Aim: Exclude any images and output the remaining records exactly.

Data for processing:
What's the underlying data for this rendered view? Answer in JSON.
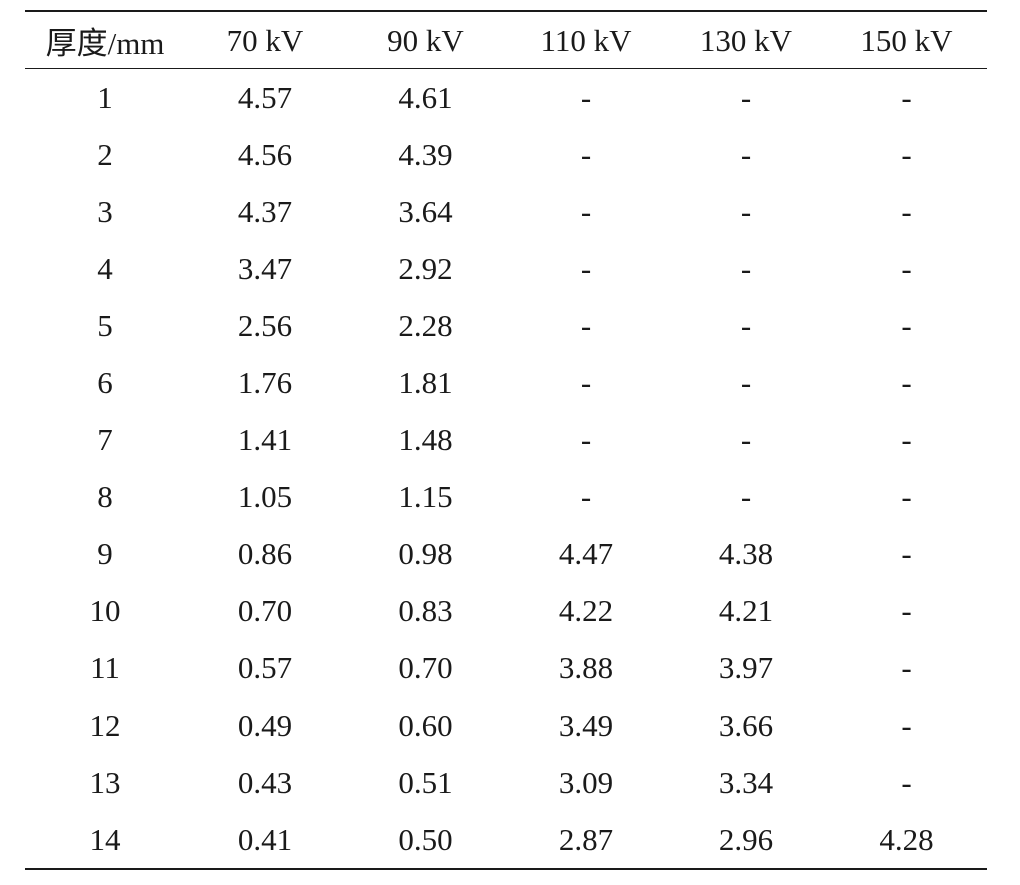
{
  "table": {
    "headers": [
      "厚度/mm",
      "70 kV",
      "90 kV",
      "110 kV",
      "130 kV",
      "150 kV"
    ],
    "rows": [
      [
        "1",
        "4.57",
        "4.61",
        "-",
        "-",
        "-"
      ],
      [
        "2",
        "4.56",
        "4.39",
        "-",
        "-",
        "-"
      ],
      [
        "3",
        "4.37",
        "3.64",
        "-",
        "-",
        "-"
      ],
      [
        "4",
        "3.47",
        "2.92",
        "-",
        "-",
        "-"
      ],
      [
        "5",
        "2.56",
        "2.28",
        "-",
        "-",
        "-"
      ],
      [
        "6",
        "1.76",
        "1.81",
        "-",
        "-",
        "-"
      ],
      [
        "7",
        "1.41",
        "1.48",
        "-",
        "-",
        "-"
      ],
      [
        "8",
        "1.05",
        "1.15",
        "-",
        "-",
        "-"
      ],
      [
        "9",
        "0.86",
        "0.98",
        "4.47",
        "4.38",
        "-"
      ],
      [
        "10",
        "0.70",
        "0.83",
        "4.22",
        "4.21",
        "-"
      ],
      [
        "11",
        "0.57",
        "0.70",
        "3.88",
        "3.97",
        "-"
      ],
      [
        "12",
        "0.49",
        "0.60",
        "3.49",
        "3.66",
        "-"
      ],
      [
        "13",
        "0.43",
        "0.51",
        "3.09",
        "3.34",
        "-"
      ],
      [
        "14",
        "0.41",
        "0.50",
        "2.87",
        "2.96",
        "4.28"
      ]
    ]
  }
}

Task response:
What's the underlying data for this rendered view? Answer in JSON.
{
  "table": {
    "headers": [
      "厚度/mm",
      "70 kV",
      "90 kV",
      "110 kV",
      "130 kV",
      "150 kV"
    ],
    "rows": [
      [
        "1",
        "4.57",
        "4.61",
        "-",
        "-",
        "-"
      ],
      [
        "2",
        "4.56",
        "4.39",
        "-",
        "-",
        "-"
      ],
      [
        "3",
        "4.37",
        "3.64",
        "-",
        "-",
        "-"
      ],
      [
        "4",
        "3.47",
        "2.92",
        "-",
        "-",
        "-"
      ],
      [
        "5",
        "2.56",
        "2.28",
        "-",
        "-",
        "-"
      ],
      [
        "6",
        "1.76",
        "1.81",
        "-",
        "-",
        "-"
      ],
      [
        "7",
        "1.41",
        "1.48",
        "-",
        "-",
        "-"
      ],
      [
        "8",
        "1.05",
        "1.15",
        "-",
        "-",
        "-"
      ],
      [
        "9",
        "0.86",
        "0.98",
        "4.47",
        "4.38",
        "-"
      ],
      [
        "10",
        "0.70",
        "0.83",
        "4.22",
        "4.21",
        "-"
      ],
      [
        "11",
        "0.57",
        "0.70",
        "3.88",
        "3.97",
        "-"
      ],
      [
        "12",
        "0.49",
        "0.60",
        "3.49",
        "3.66",
        "-"
      ],
      [
        "13",
        "0.43",
        "0.51",
        "3.09",
        "3.34",
        "-"
      ],
      [
        "14",
        "0.41",
        "0.50",
        "2.87",
        "2.96",
        "4.28"
      ]
    ]
  }
}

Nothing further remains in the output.